> [Do this] Please quote every one of the rows below word for word, without changing anything.

[BEGIN Working data]

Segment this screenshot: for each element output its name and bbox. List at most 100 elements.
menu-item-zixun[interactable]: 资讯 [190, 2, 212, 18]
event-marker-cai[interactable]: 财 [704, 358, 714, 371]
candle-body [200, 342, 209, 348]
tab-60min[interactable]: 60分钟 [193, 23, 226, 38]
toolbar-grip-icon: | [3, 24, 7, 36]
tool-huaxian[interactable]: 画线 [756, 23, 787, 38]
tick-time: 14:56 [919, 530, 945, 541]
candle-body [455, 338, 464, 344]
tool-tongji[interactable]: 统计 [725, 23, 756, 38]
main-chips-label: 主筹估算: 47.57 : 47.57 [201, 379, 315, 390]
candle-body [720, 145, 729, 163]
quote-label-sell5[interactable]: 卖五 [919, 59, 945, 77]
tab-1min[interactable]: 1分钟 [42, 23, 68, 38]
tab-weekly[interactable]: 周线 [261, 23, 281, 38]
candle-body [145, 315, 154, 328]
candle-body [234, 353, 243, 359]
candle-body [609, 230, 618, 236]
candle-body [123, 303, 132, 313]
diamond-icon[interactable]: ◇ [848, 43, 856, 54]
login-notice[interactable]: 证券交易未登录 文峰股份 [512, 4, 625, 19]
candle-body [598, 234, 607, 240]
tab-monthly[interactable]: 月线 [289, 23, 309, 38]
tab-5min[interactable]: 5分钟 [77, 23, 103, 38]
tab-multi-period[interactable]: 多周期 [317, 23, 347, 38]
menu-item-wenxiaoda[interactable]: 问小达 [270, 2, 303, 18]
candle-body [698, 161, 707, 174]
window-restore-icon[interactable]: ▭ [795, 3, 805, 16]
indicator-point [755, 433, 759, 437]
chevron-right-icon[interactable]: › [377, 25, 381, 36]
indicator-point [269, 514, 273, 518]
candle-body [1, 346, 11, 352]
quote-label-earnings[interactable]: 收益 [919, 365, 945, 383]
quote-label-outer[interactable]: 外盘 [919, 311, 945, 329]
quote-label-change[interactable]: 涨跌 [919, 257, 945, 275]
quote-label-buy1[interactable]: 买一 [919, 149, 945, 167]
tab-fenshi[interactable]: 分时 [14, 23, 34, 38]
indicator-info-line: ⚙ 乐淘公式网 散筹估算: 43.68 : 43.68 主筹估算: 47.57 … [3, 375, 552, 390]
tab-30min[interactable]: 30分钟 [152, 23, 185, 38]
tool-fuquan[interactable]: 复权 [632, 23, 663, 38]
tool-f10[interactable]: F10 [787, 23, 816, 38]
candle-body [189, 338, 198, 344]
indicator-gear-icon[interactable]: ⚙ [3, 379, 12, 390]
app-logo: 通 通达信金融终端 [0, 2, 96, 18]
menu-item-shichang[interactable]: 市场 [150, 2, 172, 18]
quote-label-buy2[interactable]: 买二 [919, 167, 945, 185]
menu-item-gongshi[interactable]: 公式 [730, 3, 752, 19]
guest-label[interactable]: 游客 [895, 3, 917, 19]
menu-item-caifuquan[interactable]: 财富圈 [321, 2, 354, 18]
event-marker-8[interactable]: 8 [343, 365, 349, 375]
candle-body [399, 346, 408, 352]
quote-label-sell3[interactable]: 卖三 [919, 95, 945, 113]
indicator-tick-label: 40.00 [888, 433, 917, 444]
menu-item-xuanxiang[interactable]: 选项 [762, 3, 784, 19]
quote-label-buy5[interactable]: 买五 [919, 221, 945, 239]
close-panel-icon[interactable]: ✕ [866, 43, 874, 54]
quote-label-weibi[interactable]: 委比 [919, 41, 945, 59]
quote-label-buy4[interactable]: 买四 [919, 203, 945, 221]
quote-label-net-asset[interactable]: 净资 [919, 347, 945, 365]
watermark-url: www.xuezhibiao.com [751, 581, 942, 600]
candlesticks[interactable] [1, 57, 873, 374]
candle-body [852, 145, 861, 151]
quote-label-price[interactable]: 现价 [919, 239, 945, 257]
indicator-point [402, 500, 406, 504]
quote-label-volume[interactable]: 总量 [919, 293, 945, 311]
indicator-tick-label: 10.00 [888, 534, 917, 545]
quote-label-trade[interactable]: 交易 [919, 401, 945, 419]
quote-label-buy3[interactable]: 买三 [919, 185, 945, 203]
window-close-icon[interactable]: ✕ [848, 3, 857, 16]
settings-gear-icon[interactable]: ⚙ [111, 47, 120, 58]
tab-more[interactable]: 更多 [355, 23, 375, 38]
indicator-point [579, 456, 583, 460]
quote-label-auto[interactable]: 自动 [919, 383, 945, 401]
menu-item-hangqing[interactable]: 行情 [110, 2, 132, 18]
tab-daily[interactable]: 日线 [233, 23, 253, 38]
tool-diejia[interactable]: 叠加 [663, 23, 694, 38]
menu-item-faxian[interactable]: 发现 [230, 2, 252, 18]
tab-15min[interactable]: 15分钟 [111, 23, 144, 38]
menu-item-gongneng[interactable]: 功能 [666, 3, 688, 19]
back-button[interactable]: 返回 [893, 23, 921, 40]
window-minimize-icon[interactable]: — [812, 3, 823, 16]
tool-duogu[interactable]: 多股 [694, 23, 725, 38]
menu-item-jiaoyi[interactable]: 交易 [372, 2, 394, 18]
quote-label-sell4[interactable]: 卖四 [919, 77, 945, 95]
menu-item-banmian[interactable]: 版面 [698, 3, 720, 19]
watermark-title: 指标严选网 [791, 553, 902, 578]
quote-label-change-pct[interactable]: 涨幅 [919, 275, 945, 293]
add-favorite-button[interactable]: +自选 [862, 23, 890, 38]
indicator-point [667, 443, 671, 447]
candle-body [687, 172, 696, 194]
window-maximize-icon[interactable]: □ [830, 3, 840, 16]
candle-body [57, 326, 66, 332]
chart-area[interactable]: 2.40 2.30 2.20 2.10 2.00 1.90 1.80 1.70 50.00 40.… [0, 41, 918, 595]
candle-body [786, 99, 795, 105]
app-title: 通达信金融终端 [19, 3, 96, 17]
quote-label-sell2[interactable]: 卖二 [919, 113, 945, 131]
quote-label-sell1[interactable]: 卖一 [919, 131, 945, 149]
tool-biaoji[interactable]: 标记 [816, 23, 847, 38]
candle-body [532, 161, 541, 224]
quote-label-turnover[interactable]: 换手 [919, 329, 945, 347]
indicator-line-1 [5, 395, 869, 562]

[END Working data]

> [Output for this exercise]
Segment this screenshot: for each element output its name and bbox. List at most 100 elements.
menu-item-zixun[interactable]: 资讯 [190, 2, 212, 18]
event-marker-cai[interactable]: 财 [704, 358, 714, 371]
candle-body [200, 342, 209, 348]
tab-60min[interactable]: 60分钟 [193, 23, 226, 38]
toolbar-grip-icon: | [3, 24, 7, 36]
tool-huaxian[interactable]: 画线 [756, 23, 787, 38]
tick-time: 14:56 [919, 530, 945, 541]
candle-body [455, 338, 464, 344]
tool-tongji[interactable]: 统计 [725, 23, 756, 38]
main-chips-label: 主筹估算: 47.57 : 47.57 [201, 379, 315, 390]
candle-body [720, 145, 729, 163]
quote-label-sell5[interactable]: 卖五 [919, 59, 945, 77]
tab-1min[interactable]: 1分钟 [42, 23, 68, 38]
tab-weekly[interactable]: 周线 [261, 23, 281, 38]
candle-body [145, 315, 154, 328]
candle-body [234, 353, 243, 359]
candle-body [609, 230, 618, 236]
candle-body [123, 303, 132, 313]
diamond-icon[interactable]: ◇ [848, 43, 856, 54]
login-notice[interactable]: 证券交易未登录 文峰股份 [512, 4, 625, 19]
candle-body [598, 234, 607, 240]
tab-monthly[interactable]: 月线 [289, 23, 309, 38]
tab-5min[interactable]: 5分钟 [77, 23, 103, 38]
tab-multi-period[interactable]: 多周期 [317, 23, 347, 38]
menu-item-wenxiaoda[interactable]: 问小达 [270, 2, 303, 18]
candle-body [698, 161, 707, 174]
window-restore-icon[interactable]: ▭ [795, 3, 805, 16]
indicator-point [755, 433, 759, 437]
chevron-right-icon[interactable]: › [377, 25, 381, 36]
indicator-point [269, 514, 273, 518]
candle-body [1, 346, 11, 352]
quote-label-earnings[interactable]: 收益 [919, 365, 945, 383]
quote-label-outer[interactable]: 外盘 [919, 311, 945, 329]
quote-label-change[interactable]: 涨跌 [919, 257, 945, 275]
quote-label-buy1[interactable]: 买一 [919, 149, 945, 167]
tab-fenshi[interactable]: 分时 [14, 23, 34, 38]
indicator-info-line: ⚙ 乐淘公式网 散筹估算: 43.68 : 43.68 主筹估算: 47.57 … [3, 375, 552, 390]
tab-30min[interactable]: 30分钟 [152, 23, 185, 38]
tool-fuquan[interactable]: 复权 [632, 23, 663, 38]
tool-f10[interactable]: F10 [787, 23, 816, 38]
candle-body [189, 338, 198, 344]
indicator-gear-icon[interactable]: ⚙ [3, 379, 12, 390]
app-logo: 通 通达信金融终端 [0, 2, 96, 18]
menu-item-shichang[interactable]: 市场 [150, 2, 172, 18]
quote-label-buy2[interactable]: 买二 [919, 167, 945, 185]
menu-item-gongshi[interactable]: 公式 [730, 3, 752, 19]
guest-label[interactable]: 游客 [895, 3, 917, 19]
menu-item-caifuquan[interactable]: 财富圈 [321, 2, 354, 18]
event-marker-8[interactable]: 8 [343, 365, 349, 375]
candle-body [399, 346, 408, 352]
quote-label-sell3[interactable]: 卖三 [919, 95, 945, 113]
indicator-tick-label: 40.00 [888, 433, 917, 444]
menu-item-xuanxiang[interactable]: 选项 [762, 3, 784, 19]
quote-label-buy5[interactable]: 买五 [919, 221, 945, 239]
close-panel-icon[interactable]: ✕ [866, 43, 874, 54]
quote-label-weibi[interactable]: 委比 [919, 41, 945, 59]
quote-label-buy4[interactable]: 买四 [919, 203, 945, 221]
quote-label-net-asset[interactable]: 净资 [919, 347, 945, 365]
watermark-url: www.xuezhibiao.com [751, 581, 942, 600]
candlesticks[interactable] [1, 57, 873, 374]
candle-body [852, 145, 861, 151]
quote-label-price[interactable]: 现价 [919, 239, 945, 257]
indicator-point [402, 500, 406, 504]
quote-label-volume[interactable]: 总量 [919, 293, 945, 311]
indicator-tick-label: 10.00 [888, 534, 917, 545]
quote-label-trade[interactable]: 交易 [919, 401, 945, 419]
quote-label-buy3[interactable]: 买三 [919, 185, 945, 203]
window-close-icon[interactable]: ✕ [848, 3, 857, 16]
settings-gear-icon[interactable]: ⚙ [111, 47, 120, 58]
tab-more[interactable]: 更多 [355, 23, 375, 38]
indicator-point [579, 456, 583, 460]
quote-label-auto[interactable]: 自动 [919, 383, 945, 401]
menu-item-hangqing[interactable]: 行情 [110, 2, 132, 18]
tab-daily[interactable]: 日线 [233, 23, 253, 38]
tool-diejia[interactable]: 叠加 [663, 23, 694, 38]
menu-item-faxian[interactable]: 发现 [230, 2, 252, 18]
tab-15min[interactable]: 15分钟 [111, 23, 144, 38]
menu-item-gongneng[interactable]: 功能 [666, 3, 688, 19]
back-button[interactable]: 返回 [893, 23, 921, 40]
window-minimize-icon[interactable]: — [812, 3, 823, 16]
tool-duogu[interactable]: 多股 [694, 23, 725, 38]
menu-item-jiaoyi[interactable]: 交易 [372, 2, 394, 18]
quote-label-sell4[interactable]: 卖四 [919, 77, 945, 95]
menu-item-banmian[interactable]: 版面 [698, 3, 720, 19]
watermark-title: 指标严选网 [791, 553, 902, 578]
quote-label-change-pct[interactable]: 涨幅 [919, 275, 945, 293]
add-favorite-button[interactable]: +自选 [862, 23, 890, 38]
indicator-point [667, 443, 671, 447]
candle-body [687, 172, 696, 194]
window-maximize-icon[interactable]: □ [830, 3, 840, 16]
candle-body [57, 326, 66, 332]
chart-area[interactable]: 2.40 2.30 2.20 2.10 2.00 1.90 1.80 1.70 50.00 40.… [0, 41, 918, 595]
candle-body [786, 99, 795, 105]
app-title: 通达信金融终端 [19, 3, 96, 17]
quote-label-sell2[interactable]: 卖二 [919, 113, 945, 131]
quote-label-sell1[interactable]: 卖一 [919, 131, 945, 149]
tool-biaoji[interactable]: 标记 [816, 23, 847, 38]
candle-body [532, 161, 541, 224]
quote-label-turnover[interactable]: 换手 [919, 329, 945, 347]
indicator-line-1 [5, 395, 869, 562]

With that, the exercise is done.